Output only the count of lines that contain "fitted".
-- begin --
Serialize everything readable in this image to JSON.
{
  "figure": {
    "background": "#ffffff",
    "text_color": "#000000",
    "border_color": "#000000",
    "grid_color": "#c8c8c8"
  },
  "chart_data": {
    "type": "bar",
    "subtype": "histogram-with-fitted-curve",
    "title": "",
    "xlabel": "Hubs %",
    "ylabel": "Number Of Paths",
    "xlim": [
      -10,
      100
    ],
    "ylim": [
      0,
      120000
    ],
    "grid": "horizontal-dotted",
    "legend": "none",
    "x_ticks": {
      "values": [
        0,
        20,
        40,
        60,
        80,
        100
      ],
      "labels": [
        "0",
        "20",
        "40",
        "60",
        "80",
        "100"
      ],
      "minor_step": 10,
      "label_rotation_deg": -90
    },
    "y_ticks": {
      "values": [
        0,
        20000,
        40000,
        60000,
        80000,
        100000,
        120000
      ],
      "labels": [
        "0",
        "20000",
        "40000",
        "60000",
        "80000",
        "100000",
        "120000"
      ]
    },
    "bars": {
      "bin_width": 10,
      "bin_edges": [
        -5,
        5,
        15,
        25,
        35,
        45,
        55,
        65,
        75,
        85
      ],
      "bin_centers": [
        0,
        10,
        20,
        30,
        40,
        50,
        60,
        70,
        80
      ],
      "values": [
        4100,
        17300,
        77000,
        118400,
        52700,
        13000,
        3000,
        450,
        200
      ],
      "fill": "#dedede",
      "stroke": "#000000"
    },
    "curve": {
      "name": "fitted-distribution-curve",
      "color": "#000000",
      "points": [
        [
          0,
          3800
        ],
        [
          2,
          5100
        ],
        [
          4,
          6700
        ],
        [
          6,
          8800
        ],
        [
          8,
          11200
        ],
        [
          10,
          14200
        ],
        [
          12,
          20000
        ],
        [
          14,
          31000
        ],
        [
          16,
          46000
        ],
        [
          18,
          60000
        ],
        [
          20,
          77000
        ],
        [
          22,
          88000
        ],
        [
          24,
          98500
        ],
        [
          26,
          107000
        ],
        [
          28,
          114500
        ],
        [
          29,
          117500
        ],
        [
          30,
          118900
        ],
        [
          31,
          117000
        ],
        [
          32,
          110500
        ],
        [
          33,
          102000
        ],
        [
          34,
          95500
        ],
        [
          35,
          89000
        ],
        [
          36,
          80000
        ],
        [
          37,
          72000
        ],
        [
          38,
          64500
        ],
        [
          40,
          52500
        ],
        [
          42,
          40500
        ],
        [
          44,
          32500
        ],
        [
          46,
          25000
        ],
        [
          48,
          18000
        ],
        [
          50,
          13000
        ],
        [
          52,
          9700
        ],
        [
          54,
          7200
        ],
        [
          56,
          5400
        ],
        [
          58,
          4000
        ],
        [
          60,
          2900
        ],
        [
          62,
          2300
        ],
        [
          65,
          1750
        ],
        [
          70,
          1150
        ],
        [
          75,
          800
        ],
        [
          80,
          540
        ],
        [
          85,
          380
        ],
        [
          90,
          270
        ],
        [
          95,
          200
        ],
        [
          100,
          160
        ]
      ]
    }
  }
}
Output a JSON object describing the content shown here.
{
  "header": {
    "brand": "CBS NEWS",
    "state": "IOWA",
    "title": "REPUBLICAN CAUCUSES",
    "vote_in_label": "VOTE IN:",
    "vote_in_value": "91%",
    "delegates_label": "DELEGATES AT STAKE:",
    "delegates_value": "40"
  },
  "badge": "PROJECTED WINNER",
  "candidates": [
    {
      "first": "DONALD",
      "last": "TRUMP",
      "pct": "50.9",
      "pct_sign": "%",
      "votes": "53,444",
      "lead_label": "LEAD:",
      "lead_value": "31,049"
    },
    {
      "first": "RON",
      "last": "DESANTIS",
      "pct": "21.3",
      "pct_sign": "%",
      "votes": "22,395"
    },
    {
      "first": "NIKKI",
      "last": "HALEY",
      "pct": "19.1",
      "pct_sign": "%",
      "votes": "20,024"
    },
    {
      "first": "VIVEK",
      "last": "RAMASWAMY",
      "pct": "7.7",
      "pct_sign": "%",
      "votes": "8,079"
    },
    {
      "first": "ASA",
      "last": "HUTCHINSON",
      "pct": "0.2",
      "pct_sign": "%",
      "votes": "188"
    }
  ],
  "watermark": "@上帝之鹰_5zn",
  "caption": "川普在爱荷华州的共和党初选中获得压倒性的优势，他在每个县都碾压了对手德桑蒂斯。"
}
-- end --
[The output]:
2